# Exercise prompt:
Pick out each line of the records that includes the string "Севастопольского", and copy it.

Stored items from a collection
# # # # #

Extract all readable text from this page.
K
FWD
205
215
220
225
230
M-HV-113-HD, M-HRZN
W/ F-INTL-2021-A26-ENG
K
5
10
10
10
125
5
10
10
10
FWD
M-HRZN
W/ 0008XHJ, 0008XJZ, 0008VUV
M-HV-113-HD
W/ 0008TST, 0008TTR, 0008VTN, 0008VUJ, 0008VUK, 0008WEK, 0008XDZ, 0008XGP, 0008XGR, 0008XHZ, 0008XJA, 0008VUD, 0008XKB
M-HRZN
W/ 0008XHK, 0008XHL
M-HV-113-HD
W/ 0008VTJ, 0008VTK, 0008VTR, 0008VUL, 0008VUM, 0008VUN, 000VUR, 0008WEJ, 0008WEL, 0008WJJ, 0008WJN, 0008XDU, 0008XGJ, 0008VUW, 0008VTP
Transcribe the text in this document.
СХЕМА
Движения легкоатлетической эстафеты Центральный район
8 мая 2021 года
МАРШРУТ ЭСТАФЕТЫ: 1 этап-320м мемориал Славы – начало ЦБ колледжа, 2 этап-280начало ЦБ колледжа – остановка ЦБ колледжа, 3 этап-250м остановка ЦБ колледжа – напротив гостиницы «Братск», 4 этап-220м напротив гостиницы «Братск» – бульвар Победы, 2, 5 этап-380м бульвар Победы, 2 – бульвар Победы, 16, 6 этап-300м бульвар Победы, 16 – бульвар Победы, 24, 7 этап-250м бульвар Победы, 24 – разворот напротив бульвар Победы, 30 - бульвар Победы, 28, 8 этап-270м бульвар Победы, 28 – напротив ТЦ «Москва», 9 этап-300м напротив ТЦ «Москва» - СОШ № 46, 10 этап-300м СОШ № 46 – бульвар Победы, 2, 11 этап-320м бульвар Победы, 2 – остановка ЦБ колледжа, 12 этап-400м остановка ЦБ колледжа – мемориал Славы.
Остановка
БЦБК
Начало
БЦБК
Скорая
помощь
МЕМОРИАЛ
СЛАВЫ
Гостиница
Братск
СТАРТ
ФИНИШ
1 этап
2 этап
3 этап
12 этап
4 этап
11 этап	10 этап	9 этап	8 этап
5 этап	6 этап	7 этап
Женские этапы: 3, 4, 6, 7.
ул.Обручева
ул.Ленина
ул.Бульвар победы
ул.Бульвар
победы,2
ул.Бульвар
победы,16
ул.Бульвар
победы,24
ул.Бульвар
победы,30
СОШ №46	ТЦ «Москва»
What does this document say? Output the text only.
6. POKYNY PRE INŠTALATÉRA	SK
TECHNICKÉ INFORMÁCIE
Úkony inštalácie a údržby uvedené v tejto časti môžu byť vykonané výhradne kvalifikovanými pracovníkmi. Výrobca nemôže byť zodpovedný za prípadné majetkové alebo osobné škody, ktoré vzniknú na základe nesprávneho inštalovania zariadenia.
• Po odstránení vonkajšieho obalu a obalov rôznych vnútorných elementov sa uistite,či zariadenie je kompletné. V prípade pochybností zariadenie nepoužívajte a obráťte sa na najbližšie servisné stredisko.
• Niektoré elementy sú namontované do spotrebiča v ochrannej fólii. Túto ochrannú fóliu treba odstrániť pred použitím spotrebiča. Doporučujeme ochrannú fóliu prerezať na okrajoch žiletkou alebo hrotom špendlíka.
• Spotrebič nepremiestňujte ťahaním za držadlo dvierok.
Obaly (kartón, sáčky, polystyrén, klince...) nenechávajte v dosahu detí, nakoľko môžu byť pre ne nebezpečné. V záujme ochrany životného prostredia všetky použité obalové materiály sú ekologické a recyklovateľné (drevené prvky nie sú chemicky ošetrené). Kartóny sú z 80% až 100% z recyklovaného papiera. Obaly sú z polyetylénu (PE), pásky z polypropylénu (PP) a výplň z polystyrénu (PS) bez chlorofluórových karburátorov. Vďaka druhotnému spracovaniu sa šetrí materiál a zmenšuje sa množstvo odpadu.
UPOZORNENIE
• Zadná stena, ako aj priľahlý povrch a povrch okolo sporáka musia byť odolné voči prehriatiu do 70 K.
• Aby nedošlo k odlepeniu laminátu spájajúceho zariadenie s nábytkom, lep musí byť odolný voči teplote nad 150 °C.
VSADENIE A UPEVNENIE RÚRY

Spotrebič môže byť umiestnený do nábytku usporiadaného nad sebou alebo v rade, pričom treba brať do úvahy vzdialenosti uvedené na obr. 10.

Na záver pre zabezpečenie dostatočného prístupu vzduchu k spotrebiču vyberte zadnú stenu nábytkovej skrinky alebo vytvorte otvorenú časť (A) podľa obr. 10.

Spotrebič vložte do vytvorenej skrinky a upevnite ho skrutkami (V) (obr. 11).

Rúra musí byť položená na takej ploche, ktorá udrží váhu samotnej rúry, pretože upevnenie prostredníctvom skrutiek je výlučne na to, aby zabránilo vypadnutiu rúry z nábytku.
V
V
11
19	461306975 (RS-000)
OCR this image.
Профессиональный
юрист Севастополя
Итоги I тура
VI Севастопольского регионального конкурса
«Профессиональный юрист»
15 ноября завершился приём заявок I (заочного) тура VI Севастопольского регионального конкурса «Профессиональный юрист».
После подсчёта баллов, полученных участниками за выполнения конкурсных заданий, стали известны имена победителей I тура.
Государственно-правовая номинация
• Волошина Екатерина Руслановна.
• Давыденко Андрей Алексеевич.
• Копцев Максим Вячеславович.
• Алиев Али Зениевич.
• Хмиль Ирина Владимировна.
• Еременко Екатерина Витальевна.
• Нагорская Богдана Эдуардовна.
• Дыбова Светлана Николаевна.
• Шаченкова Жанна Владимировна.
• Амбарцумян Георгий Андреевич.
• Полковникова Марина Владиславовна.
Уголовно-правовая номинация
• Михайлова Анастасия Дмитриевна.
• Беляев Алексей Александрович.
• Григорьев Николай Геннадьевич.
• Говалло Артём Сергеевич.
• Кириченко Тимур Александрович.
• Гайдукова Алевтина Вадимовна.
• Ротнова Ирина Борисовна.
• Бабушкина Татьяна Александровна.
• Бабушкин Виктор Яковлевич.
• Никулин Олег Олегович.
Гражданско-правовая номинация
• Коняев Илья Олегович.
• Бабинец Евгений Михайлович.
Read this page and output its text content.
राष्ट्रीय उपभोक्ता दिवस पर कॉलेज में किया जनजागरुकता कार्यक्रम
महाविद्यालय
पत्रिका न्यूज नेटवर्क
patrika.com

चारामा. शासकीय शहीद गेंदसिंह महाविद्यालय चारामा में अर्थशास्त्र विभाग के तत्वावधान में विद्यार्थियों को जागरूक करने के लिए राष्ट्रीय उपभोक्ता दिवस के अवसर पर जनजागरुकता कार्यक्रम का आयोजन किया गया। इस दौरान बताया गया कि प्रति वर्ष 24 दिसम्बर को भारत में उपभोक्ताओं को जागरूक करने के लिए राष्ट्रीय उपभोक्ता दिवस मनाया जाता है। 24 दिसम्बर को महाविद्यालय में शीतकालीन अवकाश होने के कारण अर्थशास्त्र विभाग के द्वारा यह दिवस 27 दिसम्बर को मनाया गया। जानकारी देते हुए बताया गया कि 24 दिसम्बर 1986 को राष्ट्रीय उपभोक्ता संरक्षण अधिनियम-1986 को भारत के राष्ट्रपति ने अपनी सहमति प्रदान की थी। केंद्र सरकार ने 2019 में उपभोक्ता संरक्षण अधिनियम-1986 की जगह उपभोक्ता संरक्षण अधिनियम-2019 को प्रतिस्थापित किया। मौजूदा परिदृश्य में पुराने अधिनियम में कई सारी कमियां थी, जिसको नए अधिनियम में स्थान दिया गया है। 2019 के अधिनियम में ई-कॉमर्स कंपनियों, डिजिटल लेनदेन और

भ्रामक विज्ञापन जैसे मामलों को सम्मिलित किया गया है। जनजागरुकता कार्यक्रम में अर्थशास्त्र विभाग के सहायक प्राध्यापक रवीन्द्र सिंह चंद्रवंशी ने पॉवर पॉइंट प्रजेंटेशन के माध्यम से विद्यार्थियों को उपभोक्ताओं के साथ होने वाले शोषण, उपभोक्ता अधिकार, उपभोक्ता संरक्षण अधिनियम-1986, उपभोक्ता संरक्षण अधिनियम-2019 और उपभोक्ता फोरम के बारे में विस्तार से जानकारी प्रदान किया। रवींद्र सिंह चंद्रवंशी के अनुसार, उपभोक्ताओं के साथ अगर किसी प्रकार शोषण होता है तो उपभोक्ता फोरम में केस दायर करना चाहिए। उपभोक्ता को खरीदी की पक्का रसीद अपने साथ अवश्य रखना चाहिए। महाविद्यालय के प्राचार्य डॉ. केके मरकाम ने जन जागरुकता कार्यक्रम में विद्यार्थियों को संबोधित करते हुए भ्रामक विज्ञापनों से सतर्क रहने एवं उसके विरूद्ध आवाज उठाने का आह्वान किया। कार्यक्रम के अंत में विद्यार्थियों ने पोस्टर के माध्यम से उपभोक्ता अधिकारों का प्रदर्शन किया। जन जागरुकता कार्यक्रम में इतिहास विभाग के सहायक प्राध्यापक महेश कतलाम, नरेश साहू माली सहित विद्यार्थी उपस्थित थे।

# # # # #

# Result for this task:
VI Севастопольского регионального конкурса
15 ноября завершился приём заявок I (заочного) тура VI Севастопольского регионального конкурса «Профессиональный юрист».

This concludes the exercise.